# [Work instructions]
Identify every line containing the word "стенки" and reproduce each one.

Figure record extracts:
------------------------------------
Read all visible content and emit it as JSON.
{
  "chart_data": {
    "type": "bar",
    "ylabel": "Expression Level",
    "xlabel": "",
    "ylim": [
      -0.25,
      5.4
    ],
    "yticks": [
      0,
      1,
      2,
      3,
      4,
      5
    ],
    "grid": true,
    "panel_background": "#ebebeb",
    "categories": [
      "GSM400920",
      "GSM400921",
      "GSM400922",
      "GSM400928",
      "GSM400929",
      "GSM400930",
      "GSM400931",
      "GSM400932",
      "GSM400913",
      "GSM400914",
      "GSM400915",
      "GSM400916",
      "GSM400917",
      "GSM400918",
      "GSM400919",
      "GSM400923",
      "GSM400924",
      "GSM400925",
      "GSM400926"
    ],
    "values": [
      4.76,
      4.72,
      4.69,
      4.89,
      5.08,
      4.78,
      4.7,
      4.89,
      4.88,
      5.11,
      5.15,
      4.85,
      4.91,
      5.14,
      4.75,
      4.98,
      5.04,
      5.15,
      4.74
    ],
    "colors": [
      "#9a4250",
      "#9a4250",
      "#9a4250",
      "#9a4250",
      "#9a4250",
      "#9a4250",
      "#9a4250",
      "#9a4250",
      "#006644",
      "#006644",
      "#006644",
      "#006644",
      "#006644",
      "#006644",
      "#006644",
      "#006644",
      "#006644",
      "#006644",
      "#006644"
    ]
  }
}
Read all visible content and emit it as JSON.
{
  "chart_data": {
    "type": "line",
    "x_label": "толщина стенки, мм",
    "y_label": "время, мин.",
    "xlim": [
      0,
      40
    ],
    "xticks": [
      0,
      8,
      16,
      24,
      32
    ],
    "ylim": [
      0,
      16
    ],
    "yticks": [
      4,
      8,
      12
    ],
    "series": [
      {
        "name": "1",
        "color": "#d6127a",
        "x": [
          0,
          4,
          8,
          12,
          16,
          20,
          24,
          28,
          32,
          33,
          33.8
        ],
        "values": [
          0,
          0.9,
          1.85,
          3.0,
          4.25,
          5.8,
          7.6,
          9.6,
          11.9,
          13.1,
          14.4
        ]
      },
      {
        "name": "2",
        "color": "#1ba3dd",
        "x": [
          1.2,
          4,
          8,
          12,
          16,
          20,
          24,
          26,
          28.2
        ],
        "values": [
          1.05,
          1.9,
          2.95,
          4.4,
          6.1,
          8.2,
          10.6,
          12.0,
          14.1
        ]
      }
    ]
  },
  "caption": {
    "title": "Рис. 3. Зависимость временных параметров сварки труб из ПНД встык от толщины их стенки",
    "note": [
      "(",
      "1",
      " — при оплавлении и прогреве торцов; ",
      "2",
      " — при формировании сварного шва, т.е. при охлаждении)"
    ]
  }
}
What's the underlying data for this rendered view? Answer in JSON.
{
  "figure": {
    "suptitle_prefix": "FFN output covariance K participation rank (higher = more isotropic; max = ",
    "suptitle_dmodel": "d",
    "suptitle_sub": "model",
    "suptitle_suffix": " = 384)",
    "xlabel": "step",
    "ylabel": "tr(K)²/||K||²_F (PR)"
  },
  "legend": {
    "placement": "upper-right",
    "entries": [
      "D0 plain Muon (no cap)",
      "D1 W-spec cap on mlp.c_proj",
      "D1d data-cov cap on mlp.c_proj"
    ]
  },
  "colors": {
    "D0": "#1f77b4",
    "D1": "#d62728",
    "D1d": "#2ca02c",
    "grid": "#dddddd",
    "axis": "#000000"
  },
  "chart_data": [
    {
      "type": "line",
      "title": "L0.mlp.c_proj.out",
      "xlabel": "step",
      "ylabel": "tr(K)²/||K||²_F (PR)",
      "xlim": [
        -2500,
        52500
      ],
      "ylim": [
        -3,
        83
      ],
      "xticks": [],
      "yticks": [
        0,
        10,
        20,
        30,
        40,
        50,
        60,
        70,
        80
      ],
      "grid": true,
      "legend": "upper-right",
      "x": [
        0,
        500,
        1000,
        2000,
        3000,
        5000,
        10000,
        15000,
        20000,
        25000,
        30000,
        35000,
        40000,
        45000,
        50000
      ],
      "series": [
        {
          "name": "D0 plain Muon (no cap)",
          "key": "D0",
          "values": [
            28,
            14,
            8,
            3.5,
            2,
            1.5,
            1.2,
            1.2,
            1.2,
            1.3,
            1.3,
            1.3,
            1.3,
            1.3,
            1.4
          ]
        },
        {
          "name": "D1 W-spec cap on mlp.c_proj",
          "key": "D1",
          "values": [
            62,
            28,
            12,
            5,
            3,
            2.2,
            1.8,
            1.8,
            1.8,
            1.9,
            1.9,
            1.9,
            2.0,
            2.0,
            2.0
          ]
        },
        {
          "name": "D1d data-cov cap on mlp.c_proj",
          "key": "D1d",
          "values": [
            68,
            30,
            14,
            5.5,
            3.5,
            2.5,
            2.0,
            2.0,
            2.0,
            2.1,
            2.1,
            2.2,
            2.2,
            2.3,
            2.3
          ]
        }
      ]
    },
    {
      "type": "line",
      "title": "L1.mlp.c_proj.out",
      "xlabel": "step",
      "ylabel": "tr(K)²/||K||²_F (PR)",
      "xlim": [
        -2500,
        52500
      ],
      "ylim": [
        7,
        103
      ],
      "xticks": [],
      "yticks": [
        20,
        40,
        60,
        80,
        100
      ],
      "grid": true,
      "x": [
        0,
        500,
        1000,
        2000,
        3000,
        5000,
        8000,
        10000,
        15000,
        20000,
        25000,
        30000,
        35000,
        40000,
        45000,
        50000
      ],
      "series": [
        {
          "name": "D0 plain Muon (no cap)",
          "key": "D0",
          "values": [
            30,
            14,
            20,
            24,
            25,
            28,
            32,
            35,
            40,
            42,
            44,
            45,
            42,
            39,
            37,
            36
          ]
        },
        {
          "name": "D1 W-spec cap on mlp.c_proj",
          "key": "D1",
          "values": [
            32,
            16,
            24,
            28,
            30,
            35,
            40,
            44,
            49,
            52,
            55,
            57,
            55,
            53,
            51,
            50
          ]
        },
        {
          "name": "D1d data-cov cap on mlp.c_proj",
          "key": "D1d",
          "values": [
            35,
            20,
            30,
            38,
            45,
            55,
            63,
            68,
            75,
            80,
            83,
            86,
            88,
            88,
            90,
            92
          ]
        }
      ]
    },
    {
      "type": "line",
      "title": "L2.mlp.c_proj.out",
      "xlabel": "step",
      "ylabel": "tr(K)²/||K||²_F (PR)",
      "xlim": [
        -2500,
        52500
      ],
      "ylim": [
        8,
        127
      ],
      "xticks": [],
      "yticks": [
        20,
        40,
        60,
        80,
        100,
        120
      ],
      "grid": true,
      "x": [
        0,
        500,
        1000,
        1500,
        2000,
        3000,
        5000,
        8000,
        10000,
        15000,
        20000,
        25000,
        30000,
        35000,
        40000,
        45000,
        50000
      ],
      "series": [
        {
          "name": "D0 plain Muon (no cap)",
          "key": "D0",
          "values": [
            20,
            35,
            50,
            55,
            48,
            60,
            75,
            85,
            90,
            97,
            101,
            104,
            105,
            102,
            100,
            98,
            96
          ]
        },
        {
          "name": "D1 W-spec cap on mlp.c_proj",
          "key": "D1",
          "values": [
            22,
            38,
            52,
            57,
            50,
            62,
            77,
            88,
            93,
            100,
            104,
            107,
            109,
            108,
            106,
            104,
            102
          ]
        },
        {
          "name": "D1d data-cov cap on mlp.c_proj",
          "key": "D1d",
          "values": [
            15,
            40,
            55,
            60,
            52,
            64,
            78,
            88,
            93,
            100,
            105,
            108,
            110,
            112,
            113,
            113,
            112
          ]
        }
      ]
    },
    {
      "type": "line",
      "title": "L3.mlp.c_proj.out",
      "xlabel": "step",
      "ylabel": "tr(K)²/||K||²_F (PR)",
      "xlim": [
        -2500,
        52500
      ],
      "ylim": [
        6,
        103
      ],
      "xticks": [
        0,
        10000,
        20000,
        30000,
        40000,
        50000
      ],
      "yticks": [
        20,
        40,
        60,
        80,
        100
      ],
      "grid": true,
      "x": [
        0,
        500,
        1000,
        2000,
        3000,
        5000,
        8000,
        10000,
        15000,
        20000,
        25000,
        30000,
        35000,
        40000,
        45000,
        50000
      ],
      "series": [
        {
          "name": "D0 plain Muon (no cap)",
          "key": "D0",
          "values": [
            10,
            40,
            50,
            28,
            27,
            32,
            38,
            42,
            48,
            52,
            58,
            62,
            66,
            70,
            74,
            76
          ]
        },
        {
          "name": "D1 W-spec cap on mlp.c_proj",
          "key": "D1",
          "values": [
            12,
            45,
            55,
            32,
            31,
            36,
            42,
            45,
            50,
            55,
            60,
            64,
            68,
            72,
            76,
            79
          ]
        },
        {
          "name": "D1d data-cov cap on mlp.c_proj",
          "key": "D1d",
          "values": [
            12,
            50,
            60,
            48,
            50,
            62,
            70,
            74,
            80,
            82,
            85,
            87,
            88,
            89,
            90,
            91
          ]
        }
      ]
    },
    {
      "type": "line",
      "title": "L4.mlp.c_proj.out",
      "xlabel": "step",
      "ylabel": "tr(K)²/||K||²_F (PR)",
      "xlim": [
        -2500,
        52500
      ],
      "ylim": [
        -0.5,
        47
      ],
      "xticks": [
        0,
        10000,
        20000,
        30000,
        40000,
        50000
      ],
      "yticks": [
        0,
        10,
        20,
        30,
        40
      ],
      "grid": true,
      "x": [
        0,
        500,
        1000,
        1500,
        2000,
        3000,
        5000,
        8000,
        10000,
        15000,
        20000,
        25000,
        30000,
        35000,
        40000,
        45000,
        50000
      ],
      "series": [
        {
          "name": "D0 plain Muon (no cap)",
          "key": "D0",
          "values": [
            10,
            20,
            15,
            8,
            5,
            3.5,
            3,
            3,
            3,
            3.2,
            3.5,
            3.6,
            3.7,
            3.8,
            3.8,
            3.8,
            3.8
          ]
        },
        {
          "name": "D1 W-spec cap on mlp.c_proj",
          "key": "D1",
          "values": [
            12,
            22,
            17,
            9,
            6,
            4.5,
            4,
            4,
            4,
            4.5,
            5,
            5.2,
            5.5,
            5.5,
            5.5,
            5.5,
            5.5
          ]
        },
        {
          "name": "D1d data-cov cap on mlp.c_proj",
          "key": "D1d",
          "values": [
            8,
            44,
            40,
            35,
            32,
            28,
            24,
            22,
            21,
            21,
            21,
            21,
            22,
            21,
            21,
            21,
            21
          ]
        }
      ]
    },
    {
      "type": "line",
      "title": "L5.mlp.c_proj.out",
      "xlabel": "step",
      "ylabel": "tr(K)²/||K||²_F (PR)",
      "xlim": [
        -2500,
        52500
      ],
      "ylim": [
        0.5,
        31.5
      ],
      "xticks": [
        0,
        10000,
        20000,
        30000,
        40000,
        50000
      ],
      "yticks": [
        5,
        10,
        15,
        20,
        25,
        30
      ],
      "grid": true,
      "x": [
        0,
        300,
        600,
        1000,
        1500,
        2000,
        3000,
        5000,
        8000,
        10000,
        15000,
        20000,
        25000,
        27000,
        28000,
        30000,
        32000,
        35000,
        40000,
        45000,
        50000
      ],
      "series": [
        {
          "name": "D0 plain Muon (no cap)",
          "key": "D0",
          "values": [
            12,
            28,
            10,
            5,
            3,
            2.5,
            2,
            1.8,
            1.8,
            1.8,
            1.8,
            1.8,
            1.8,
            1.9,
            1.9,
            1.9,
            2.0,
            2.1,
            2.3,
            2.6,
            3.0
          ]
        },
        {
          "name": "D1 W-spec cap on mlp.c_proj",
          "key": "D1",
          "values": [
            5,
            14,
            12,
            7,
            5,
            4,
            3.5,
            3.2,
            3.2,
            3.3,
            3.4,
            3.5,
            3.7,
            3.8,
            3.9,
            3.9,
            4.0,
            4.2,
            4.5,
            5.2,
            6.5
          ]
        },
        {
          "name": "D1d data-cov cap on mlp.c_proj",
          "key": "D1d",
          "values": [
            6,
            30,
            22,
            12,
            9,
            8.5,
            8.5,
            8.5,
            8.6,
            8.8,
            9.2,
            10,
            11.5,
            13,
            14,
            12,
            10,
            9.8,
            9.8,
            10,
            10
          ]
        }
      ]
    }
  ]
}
------------------------------------
# [Exercise answer]
    "x_label": "толщина стенки, мм",
    "title": "Рис. 3. Зависимость временных параметров сварки труб из ПНД встык от толщины их стенки",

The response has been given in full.